*Required work*.
1. In the passage about Hilary's flooding, how much rain did the weather station in Cathedral Canyon record during the storm?
2. Rewrite the portion of the passage about Hilary's flooding starting at "Although the forecast" and ending at "of Los Angeles.", changing "catastrophic" to "severe".
3. Pick up the account of Hilary's flooding in the Coachella Valley after its last sentence and carry it forward.

*Provided passage*.
"""

He and others came together Sunday night as historic rain flooded the low desert to help strangers isolated in their homes, motorists stranded in cars and even a pedestrian immobilized by quicksand-like mud.
Some neighbors came from blocks away. Few were familiar faces. But they knew Avenida La Vista was hit hard, Vasquez said Tuesday as he surveyed streets that now looked like dirt roads.
A weather station in Cathedral Canyon, about 4 miles south of the Panorama neighborhood, recorded 3.61 inches of rain during the storm, more than the 3.23 inches in adjacent Palm Springs, which was enough to set a daily rainfall record.
Although the forecast called for catastrophic wind and rain, Hilary appeared to wreak much less havoc than expected in the Coachella Valley area, southeast of Los Angeles.
No deaths were reported, flooding damaged but did not destroy homes, and those who needed rescuing, including 58 people in Cathedral City, escaped major injuries, according to accounts from first responders across Southern California.
A woman was outside Vasquez’s home, standing still in mud 3 feet high for an hour as the storm raged, he said. He helped pull her to safety as others shoveled enough mud from his driveway and front yard that he could get in and out by car or by foot, said Vasquez, an Uber driver.

"""

*Recorded information*.
"""

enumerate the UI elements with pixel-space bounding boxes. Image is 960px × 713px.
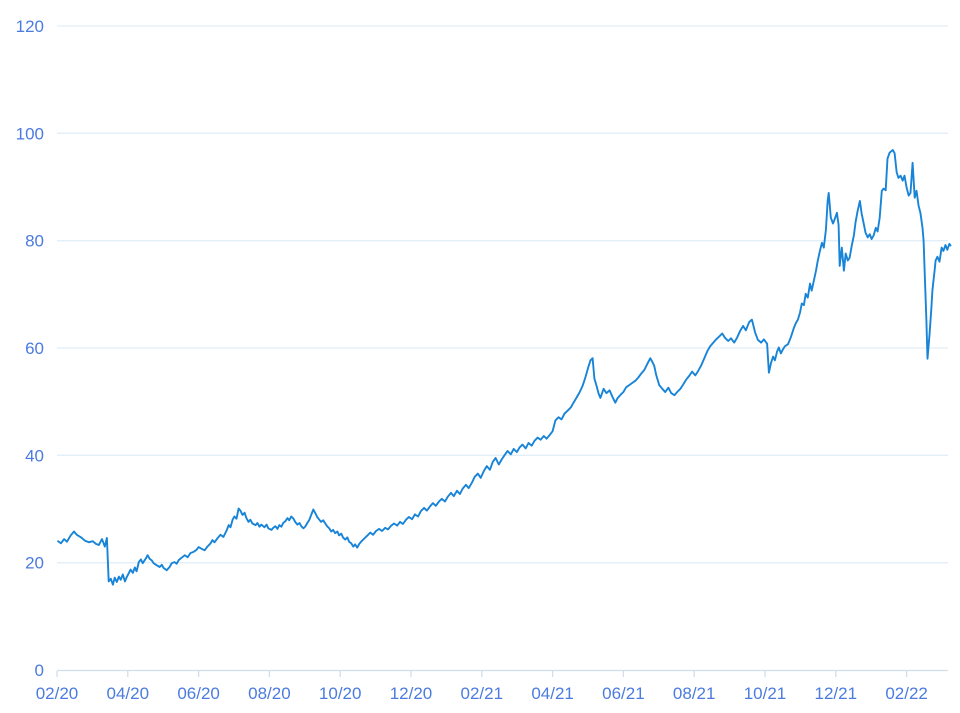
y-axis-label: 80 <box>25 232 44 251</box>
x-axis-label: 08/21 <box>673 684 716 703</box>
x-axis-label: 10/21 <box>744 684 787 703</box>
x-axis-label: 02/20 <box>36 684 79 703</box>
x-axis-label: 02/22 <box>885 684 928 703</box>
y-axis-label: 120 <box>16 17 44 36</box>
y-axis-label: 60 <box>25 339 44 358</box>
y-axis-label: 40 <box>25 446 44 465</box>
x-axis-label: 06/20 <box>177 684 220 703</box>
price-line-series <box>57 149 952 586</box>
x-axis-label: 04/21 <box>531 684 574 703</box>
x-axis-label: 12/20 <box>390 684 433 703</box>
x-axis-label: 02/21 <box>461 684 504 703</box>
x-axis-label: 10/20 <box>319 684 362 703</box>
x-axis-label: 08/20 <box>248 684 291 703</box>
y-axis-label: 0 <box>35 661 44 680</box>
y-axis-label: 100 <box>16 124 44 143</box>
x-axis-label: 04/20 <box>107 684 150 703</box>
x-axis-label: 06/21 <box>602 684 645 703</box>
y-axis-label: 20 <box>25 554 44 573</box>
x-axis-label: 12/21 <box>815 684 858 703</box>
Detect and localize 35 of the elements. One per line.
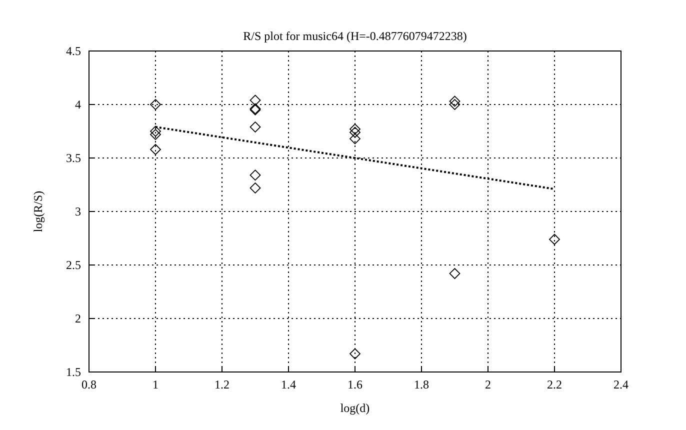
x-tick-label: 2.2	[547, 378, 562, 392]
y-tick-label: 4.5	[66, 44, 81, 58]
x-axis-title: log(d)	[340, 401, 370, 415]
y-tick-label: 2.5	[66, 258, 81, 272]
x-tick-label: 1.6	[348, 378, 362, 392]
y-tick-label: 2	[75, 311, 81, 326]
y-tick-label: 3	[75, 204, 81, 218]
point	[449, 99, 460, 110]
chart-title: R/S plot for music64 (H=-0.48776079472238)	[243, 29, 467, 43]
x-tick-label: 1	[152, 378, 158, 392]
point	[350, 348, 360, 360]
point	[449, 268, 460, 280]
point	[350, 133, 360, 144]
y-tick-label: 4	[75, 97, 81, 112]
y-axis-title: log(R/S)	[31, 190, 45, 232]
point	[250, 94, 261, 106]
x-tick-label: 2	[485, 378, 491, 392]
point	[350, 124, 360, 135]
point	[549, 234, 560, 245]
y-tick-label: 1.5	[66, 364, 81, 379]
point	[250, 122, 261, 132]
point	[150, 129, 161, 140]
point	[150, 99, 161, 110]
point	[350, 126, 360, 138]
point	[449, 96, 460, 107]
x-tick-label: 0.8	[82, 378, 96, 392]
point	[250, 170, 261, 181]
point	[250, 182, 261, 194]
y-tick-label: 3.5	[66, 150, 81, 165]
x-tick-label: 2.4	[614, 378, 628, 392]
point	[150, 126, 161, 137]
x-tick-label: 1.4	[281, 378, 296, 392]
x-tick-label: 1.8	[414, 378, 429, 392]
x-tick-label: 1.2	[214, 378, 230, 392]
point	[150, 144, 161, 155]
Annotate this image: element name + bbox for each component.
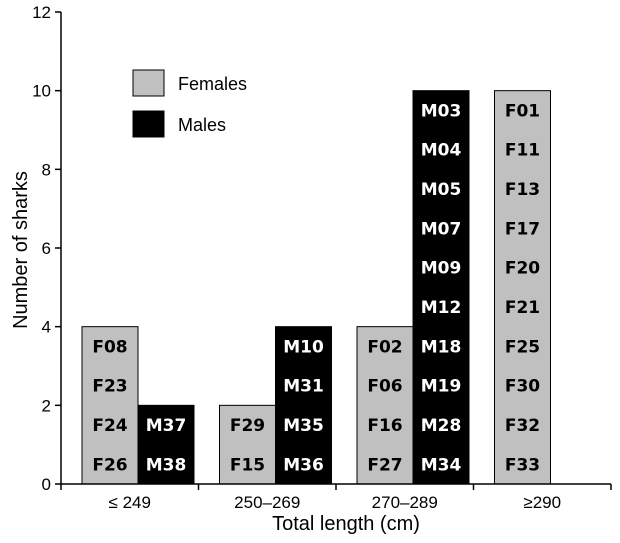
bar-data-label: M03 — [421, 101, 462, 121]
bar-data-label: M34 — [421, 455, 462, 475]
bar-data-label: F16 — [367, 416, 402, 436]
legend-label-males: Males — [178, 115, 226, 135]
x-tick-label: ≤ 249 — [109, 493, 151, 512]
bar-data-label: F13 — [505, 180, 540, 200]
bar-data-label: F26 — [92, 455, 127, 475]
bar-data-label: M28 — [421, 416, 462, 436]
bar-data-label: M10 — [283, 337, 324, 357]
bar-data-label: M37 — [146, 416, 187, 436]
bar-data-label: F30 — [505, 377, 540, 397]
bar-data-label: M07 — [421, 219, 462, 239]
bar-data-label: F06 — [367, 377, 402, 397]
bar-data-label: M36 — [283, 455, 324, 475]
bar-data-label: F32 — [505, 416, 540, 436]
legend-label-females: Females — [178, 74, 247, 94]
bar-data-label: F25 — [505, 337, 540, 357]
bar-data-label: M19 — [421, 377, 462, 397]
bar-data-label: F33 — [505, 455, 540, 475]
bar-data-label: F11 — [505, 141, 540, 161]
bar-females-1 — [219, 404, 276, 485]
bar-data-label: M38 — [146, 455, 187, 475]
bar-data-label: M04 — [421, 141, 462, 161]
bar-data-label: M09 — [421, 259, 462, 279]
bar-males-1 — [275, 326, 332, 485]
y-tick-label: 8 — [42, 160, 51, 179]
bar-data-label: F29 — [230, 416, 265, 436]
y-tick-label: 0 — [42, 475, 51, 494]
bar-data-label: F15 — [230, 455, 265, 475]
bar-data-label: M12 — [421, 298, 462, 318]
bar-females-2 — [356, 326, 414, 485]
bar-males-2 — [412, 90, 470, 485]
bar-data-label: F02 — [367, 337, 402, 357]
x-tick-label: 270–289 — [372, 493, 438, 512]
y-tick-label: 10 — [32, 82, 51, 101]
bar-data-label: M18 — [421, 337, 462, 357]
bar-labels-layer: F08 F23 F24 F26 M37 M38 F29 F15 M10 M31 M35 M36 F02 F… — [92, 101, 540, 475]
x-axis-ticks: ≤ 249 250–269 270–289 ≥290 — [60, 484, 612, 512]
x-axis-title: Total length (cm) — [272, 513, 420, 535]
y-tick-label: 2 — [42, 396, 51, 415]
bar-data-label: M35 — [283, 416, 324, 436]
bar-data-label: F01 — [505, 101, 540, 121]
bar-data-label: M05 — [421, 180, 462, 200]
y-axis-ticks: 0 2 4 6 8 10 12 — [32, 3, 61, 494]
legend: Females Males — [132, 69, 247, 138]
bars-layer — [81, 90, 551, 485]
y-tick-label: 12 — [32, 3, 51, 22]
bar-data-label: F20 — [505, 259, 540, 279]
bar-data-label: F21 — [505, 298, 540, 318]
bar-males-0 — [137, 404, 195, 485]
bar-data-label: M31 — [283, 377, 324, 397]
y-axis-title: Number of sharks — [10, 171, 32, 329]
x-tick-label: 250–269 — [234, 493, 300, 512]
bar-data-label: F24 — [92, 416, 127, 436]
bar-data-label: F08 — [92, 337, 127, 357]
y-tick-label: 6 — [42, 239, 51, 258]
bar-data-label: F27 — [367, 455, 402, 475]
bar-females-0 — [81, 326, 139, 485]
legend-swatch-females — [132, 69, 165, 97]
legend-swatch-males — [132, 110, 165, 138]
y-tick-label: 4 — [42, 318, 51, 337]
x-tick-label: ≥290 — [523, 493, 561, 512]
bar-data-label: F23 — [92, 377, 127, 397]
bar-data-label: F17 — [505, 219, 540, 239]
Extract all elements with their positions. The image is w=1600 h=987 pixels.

"""

*Responses for each task*.
1. 3.61 inches

2.
Although the forecast called for severe wind and rain, Hilary appeared to wreak much less havoc than expected in the Coachella Valley area, southeast of Los Angeles.

3.
“Most of this was done by hand,” he said, pointing to his driveway and front yard. “Twelve people we’ve never seen before.”
Some of those stranded in vehicles had been diverted from nearby Interstate 10, washed out and filled with debris, and ended up on Avenida La Vista amid sticky waves of mud, neighbors said.
The street is where seven people were ultimately rescued from stuck vehicles Sunday night, Cathedral City Fire Chief Michael Contreras said Monday.
Around the corner, six residents of a senior care boarding facility unable to walk were rescued with the help of a bulldozer provided by the waste disposal firm Burrtec, the city said in a statement Tuesday.